Given instruction — Find and copy each line of the records where the string "phase" shows up.

Stored rows —
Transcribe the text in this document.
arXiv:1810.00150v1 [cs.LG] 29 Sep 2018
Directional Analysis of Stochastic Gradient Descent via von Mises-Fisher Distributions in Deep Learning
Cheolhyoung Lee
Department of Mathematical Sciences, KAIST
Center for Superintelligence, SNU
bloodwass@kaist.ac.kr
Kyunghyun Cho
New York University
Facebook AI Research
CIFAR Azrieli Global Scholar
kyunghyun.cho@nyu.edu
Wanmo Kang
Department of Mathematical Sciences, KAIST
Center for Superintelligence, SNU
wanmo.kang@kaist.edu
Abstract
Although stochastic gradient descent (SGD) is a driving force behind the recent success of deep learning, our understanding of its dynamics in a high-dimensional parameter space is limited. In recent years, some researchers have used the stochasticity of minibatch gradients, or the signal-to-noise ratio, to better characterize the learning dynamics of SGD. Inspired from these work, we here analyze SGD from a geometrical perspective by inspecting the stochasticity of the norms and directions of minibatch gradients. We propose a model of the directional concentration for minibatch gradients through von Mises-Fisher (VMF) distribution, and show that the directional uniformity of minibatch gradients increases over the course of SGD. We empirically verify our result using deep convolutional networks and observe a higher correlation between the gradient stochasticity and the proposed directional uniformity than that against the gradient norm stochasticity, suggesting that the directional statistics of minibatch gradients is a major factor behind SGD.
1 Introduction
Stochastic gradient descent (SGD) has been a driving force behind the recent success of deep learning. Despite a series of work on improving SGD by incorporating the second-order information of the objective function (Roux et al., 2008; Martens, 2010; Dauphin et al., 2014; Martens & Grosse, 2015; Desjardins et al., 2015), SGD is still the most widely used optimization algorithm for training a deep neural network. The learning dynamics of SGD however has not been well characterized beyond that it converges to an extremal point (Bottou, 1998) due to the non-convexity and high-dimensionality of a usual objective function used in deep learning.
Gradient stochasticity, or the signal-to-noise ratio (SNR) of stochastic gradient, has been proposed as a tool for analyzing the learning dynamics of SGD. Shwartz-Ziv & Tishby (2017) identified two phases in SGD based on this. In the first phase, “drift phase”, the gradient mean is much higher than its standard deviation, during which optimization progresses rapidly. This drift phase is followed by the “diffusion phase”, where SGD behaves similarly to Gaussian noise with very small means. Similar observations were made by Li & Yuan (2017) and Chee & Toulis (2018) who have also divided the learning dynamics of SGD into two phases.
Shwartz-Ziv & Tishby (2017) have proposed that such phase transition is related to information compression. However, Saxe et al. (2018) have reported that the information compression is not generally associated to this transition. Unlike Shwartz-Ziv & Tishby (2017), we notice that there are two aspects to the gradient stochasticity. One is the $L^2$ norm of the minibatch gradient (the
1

Written response —
Gradient stochasticity, or the signal-to-noise ratio (SNR) of stochastic gradient, has been proposed as a tool for analyzing the learning dynamics of SGD. Shwartz-Ziv & Tishby (2017) identified two phases in SGD based on this. In the first phase, “drift phase”, the gradient mean is much higher than its standard deviation, during which optimization progresses rapidly. This drift phase is followed by the “diffusion phase”, where SGD behaves similarly to Gaussian noise with very small means. Similar observations were made by Li & Yuan (2017) and Chee & Toulis (2018) who have also divided the learning dynamics of SGD into two phases.
Shwartz-Ziv & Tishby (2017) have proposed that such phase transition is related to information compression. However, Saxe et al. (2018) have reported that the information compression is not generally associated to this transition. Unlike Shwartz-Ziv & Tishby (2017), we notice that there are two aspects to the gradient stochasticity. One is the $L^2$ norm of the minibatch gradient (the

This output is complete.